• EXERCISE
Images are not part of the copy; transcribe all the data exactly.

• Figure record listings
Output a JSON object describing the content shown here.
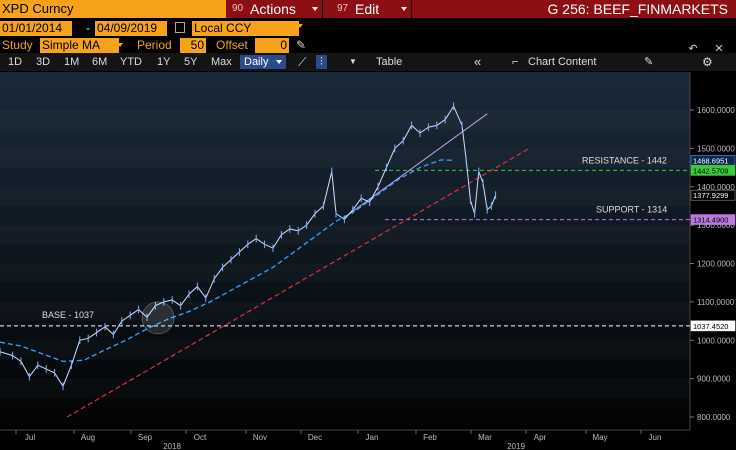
{
  "header": {
    "ticker": "XPD Curncy",
    "actions_num": "90",
    "actions_label": "Actions",
    "edit_num": "97",
    "edit_label": "Edit",
    "chart_id": "G 256: BEEF_FINMARKETS"
  },
  "range": {
    "start": "01/01/2014",
    "end": "04/09/2019",
    "currency": "Local CCY"
  },
  "study": {
    "label": "Study",
    "value": "Simple MA",
    "period_label": "Period",
    "period_value": "50",
    "offset_label": "Offset",
    "offset_value": "0"
  },
  "toolbar": {
    "periods": [
      "1D",
      "3D",
      "1M",
      "6M",
      "YTD",
      "1Y",
      "5Y",
      "Max"
    ],
    "frequency": "Daily",
    "table_label": "Table",
    "chart_content_label": "Chart Content"
  },
  "chart_data": {
    "type": "line",
    "y_ticks": [
      "1600.0000",
      "1500.0000",
      "1400.0000",
      "1300.0000",
      "1200.0000",
      "1100.0000",
      "1000.0000",
      "900.0000",
      "800.0000"
    ],
    "x_month_labels": [
      "Jul",
      "Aug",
      "Sep",
      "Oct",
      "Nov",
      "Dec",
      "Jan",
      "Feb",
      "Mar",
      "Apr",
      "May",
      "Jun"
    ],
    "x_year_labels": [
      "2018",
      "2019"
    ],
    "price_labels": {
      "ma": "1468.6951",
      "resistance_tag": "1442.5709",
      "last": "1377.9299",
      "support_tag": "1314.4900",
      "base_tag": "1037.4520"
    },
    "annotations": {
      "resistance": "RESISTANCE - 1442",
      "support": "SUPPORT - 1314",
      "base": "BASE - 1037"
    },
    "levels": {
      "resistance": 1442.57,
      "support": 1314.49,
      "base": 1037.45
    },
    "ylim": [
      770,
      1660
    ],
    "series": [
      {
        "name": "price",
        "values": [
          [
            0,
            970
          ],
          [
            3,
            960
          ],
          [
            5,
            945
          ],
          [
            7,
            905
          ],
          [
            9,
            935
          ],
          [
            11,
            925
          ],
          [
            13,
            915
          ],
          [
            15,
            880
          ],
          [
            17,
            935
          ],
          [
            19,
            1000
          ],
          [
            21,
            1005
          ],
          [
            23,
            1020
          ],
          [
            25,
            1035
          ],
          [
            27,
            1015
          ],
          [
            29,
            1050
          ],
          [
            31,
            1065
          ],
          [
            33,
            1080
          ],
          [
            35,
            1060
          ],
          [
            37,
            1090
          ],
          [
            39,
            1100
          ],
          [
            41,
            1105
          ],
          [
            43,
            1090
          ],
          [
            45,
            1120
          ],
          [
            47,
            1140
          ],
          [
            49,
            1110
          ],
          [
            51,
            1160
          ],
          [
            53,
            1190
          ],
          [
            55,
            1210
          ],
          [
            57,
            1230
          ],
          [
            59,
            1250
          ],
          [
            61,
            1265
          ],
          [
            63,
            1250
          ],
          [
            65,
            1240
          ],
          [
            67,
            1275
          ],
          [
            69,
            1290
          ],
          [
            71,
            1285
          ],
          [
            73,
            1300
          ],
          [
            75,
            1330
          ],
          [
            77,
            1350
          ],
          [
            79,
            1440
          ],
          [
            80,
            1330
          ],
          [
            82,
            1315
          ],
          [
            84,
            1340
          ],
          [
            86,
            1370
          ],
          [
            88,
            1360
          ],
          [
            90,
            1400
          ],
          [
            92,
            1450
          ],
          [
            94,
            1500
          ],
          [
            96,
            1520
          ],
          [
            98,
            1560
          ],
          [
            100,
            1540
          ],
          [
            102,
            1555
          ],
          [
            104,
            1560
          ],
          [
            106,
            1575
          ],
          [
            108,
            1610
          ],
          [
            110,
            1560
          ],
          [
            111,
            1470
          ],
          [
            112,
            1365
          ],
          [
            113,
            1330
          ],
          [
            114,
            1440
          ],
          [
            115,
            1410
          ],
          [
            116,
            1340
          ],
          [
            117,
            1350
          ],
          [
            118,
            1378
          ]
        ]
      },
      {
        "name": "ma",
        "values": [
          [
            0,
            995
          ],
          [
            5,
            985
          ],
          [
            10,
            965
          ],
          [
            15,
            945
          ],
          [
            20,
            948
          ],
          [
            25,
            975
          ],
          [
            30,
            1000
          ],
          [
            35,
            1030
          ],
          [
            40,
            1055
          ],
          [
            45,
            1075
          ],
          [
            50,
            1100
          ],
          [
            55,
            1130
          ],
          [
            60,
            1160
          ],
          [
            65,
            1190
          ],
          [
            70,
            1230
          ],
          [
            75,
            1270
          ],
          [
            80,
            1310
          ],
          [
            85,
            1340
          ],
          [
            90,
            1380
          ],
          [
            95,
            1420
          ],
          [
            100,
            1450
          ],
          [
            105,
            1470
          ],
          [
            108,
            1469
          ]
        ]
      }
    ],
    "trendlines": [
      {
        "from": [
          16,
          800
        ],
        "to": [
          126,
          1500
        ]
      },
      {
        "from": [
          82,
          1320
        ],
        "to": [
          116,
          1590
        ]
      }
    ]
  }
}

• ANSWER TO THE PROBLEM
Output a JSON object describing the content shown here.
{
  "header": {
    "ticker": "XPD Curncy",
    "actions_num": "90",
    "actions_label": "Actions",
    "edit_num": "97",
    "edit_label": "Edit",
    "chart_id": "G 256: BEEF_FINMARKETS"
  },
  "range": {
    "start": "01/01/2014",
    "end": "04/09/2019",
    "currency": "Local CCY"
  },
  "study": {
    "label": "Study",
    "value": "Simple MA",
    "period_label": "Period",
    "period_value": "50",
    "offset_label": "Offset",
    "offset_value": "0"
  },
  "toolbar": {
    "periods": [
      "1D",
      "3D",
      "1M",
      "6M",
      "YTD",
      "1Y",
      "5Y",
      "Max"
    ],
    "frequency": "Daily",
    "table_label": "Table",
    "chart_content_label": "Chart Content"
  },
  "chart_data": {
    "type": "line",
    "y_ticks": [
      "1600.0000",
      "1500.0000",
      "1400.0000",
      "1300.0000",
      "1200.0000",
      "1100.0000",
      "1000.0000",
      "900.0000",
      "800.0000"
    ],
    "x_month_labels": [
      "Jul",
      "Aug",
      "Sep",
      "Oct",
      "Nov",
      "Dec",
      "Jan",
      "Feb",
      "Mar",
      "Apr",
      "May",
      "Jun"
    ],
    "x_year_labels": [
      "2018",
      "2019"
    ],
    "price_labels": {
      "ma": "1468.6951",
      "resistance_tag": "1442.5709",
      "last": "1377.9299",
      "support_tag": "1314.4900",
      "base_tag": "1037.4520"
    },
    "annotations": {
      "resistance": "RESISTANCE - 1442",
      "support": "SUPPORT - 1314",
      "base": "BASE - 1037"
    },
    "levels": {
      "resistance": 1442.57,
      "support": 1314.49,
      "base": 1037.45
    },
    "ylim": [
      770,
      1660
    ],
    "series": [
      {
        "name": "price",
        "values": [
          [
            0,
            970
          ],
          [
            3,
            960
          ],
          [
            5,
            945
          ],
          [
            7,
            905
          ],
          [
            9,
            935
          ],
          [
            11,
            925
          ],
          [
            13,
            915
          ],
          [
            15,
            880
          ],
          [
            17,
            935
          ],
          [
            19,
            1000
          ],
          [
            21,
            1005
          ],
          [
            23,
            1020
          ],
          [
            25,
            1035
          ],
          [
            27,
            1015
          ],
          [
            29,
            1050
          ],
          [
            31,
            1065
          ],
          [
            33,
            1080
          ],
          [
            35,
            1060
          ],
          [
            37,
            1090
          ],
          [
            39,
            1100
          ],
          [
            41,
            1105
          ],
          [
            43,
            1090
          ],
          [
            45,
            1120
          ],
          [
            47,
            1140
          ],
          [
            49,
            1110
          ],
          [
            51,
            1160
          ],
          [
            53,
            1190
          ],
          [
            55,
            1210
          ],
          [
            57,
            1230
          ],
          [
            59,
            1250
          ],
          [
            61,
            1265
          ],
          [
            63,
            1250
          ],
          [
            65,
            1240
          ],
          [
            67,
            1275
          ],
          [
            69,
            1290
          ],
          [
            71,
            1285
          ],
          [
            73,
            1300
          ],
          [
            75,
            1330
          ],
          [
            77,
            1350
          ],
          [
            79,
            1440
          ],
          [
            80,
            1330
          ],
          [
            82,
            1315
          ],
          [
            84,
            1340
          ],
          [
            86,
            1370
          ],
          [
            88,
            1360
          ],
          [
            90,
            1400
          ],
          [
            92,
            1450
          ],
          [
            94,
            1500
          ],
          [
            96,
            1520
          ],
          [
            98,
            1560
          ],
          [
            100,
            1540
          ],
          [
            102,
            1555
          ],
          [
            104,
            1560
          ],
          [
            106,
            1575
          ],
          [
            108,
            1610
          ],
          [
            110,
            1560
          ],
          [
            111,
            1470
          ],
          [
            112,
            1365
          ],
          [
            113,
            1330
          ],
          [
            114,
            1440
          ],
          [
            115,
            1410
          ],
          [
            116,
            1340
          ],
          [
            117,
            1350
          ],
          [
            118,
            1378
          ]
        ]
      },
      {
        "name": "ma",
        "values": [
          [
            0,
            995
          ],
          [
            5,
            985
          ],
          [
            10,
            965
          ],
          [
            15,
            945
          ],
          [
            20,
            948
          ],
          [
            25,
            975
          ],
          [
            30,
            1000
          ],
          [
            35,
            1030
          ],
          [
            40,
            1055
          ],
          [
            45,
            1075
          ],
          [
            50,
            1100
          ],
          [
            55,
            1130
          ],
          [
            60,
            1160
          ],
          [
            65,
            1190
          ],
          [
            70,
            1230
          ],
          [
            75,
            1270
          ],
          [
            80,
            1310
          ],
          [
            85,
            1340
          ],
          [
            90,
            1380
          ],
          [
            95,
            1420
          ],
          [
            100,
            1450
          ],
          [
            105,
            1470
          ],
          [
            108,
            1469
          ]
        ]
      }
    ],
    "trendlines": [
      {
        "from": [
          16,
          800
        ],
        "to": [
          126,
          1500
        ]
      },
      {
        "from": [
          82,
          1320
        ],
        "to": [
          116,
          1590
        ]
      }
    ]
  }
}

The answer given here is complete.